PROBLEM STATEMENT |
Print the listing that follows, character for character.

··· ROWS ···

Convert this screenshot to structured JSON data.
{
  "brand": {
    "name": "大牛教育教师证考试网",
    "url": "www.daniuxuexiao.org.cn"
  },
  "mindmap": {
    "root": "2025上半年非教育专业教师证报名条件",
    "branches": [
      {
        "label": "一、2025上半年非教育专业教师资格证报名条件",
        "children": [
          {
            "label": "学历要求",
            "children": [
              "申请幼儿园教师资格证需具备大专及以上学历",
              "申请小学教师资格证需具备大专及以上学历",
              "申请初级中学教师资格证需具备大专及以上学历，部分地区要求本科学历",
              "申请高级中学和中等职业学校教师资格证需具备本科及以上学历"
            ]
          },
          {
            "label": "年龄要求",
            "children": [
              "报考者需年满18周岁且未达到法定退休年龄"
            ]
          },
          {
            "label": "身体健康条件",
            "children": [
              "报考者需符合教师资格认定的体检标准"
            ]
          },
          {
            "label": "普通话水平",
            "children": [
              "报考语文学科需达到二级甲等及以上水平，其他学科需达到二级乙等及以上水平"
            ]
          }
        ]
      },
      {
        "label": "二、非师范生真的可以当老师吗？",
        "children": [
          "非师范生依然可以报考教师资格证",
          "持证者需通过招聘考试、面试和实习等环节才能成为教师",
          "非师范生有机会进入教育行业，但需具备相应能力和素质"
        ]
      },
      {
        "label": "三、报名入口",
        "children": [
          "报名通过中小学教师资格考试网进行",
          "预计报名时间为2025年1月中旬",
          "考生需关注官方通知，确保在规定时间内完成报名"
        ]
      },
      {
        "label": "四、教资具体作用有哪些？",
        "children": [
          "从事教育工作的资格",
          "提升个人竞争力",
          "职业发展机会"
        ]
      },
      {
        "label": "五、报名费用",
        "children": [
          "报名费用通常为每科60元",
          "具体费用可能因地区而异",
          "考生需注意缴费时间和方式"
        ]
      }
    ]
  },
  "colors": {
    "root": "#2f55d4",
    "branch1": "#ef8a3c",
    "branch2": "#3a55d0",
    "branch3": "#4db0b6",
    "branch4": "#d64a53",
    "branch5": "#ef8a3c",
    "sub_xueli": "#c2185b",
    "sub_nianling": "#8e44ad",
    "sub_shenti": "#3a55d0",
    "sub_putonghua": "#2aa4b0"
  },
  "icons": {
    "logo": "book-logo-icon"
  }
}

···

EXERCISE RESPONSE |
Convert this screenshot to structured JSON data.
{
  "brand": {
    "name": "大牛教育教师证考试网",
    "url": "www.daniuxuexiao.org.cn"
  },
  "mindmap": {
    "root": "2025上半年非教育专业教师证报名条件",
    "branches": [
      {
        "label": "一、2025上半年非教育专业教师资格证报名条件",
        "children": [
          {
            "label": "学历要求",
            "children": [
              "申请幼儿园教师资格证需具备大专及以上学历",
              "申请小学教师资格证需具备大专及以上学历",
              "申请初级中学教师资格证需具备大专及以上学历，部分地区要求本科学历",
              "申请高级中学和中等职业学校教师资格证需具备本科及以上学历"
            ]
          },
          {
            "label": "年龄要求",
            "children": [
              "报考者需年满18周岁且未达到法定退休年龄"
            ]
          },
          {
            "label": "身体健康条件",
            "children": [
              "报考者需符合教师资格认定的体检标准"
            ]
          },
          {
            "label": "普通话水平",
            "children": [
              "报考语文学科需达到二级甲等及以上水平，其他学科需达到二级乙等及以上水平"
            ]
          }
        ]
      },
      {
        "label": "二、非师范生真的可以当老师吗？",
        "children": [
          "非师范生依然可以报考教师资格证",
          "持证者需通过招聘考试、面试和实习等环节才能成为教师",
          "非师范生有机会进入教育行业，但需具备相应能力和素质"
        ]
      },
      {
        "label": "三、报名入口",
        "children": [
          "报名通过中小学教师资格考试网进行",
          "预计报名时间为2025年1月中旬",
          "考生需关注官方通知，确保在规定时间内完成报名"
        ]
      },
      {
        "label": "四、教资具体作用有哪些？",
        "children": [
          "从事教育工作的资格",
          "提升个人竞争力",
          "职业发展机会"
        ]
      },
      {
        "label": "五、报名费用",
        "children": [
          "报名费用通常为每科60元",
          "具体费用可能因地区而异",
          "考生需注意缴费时间和方式"
        ]
      }
    ]
  },
  "colors": {
    "root": "#2f55d4",
    "branch1": "#ef8a3c",
    "branch2": "#3a55d0",
    "branch3": "#4db0b6",
    "branch4": "#d64a53",
    "branch5": "#ef8a3c",
    "sub_xueli": "#c2185b",
    "sub_nianling": "#8e44ad",
    "sub_shenti": "#3a55d0",
    "sub_putonghua": "#2aa4b0"
  },
  "icons": {
    "logo": "book-logo-icon"
  }
}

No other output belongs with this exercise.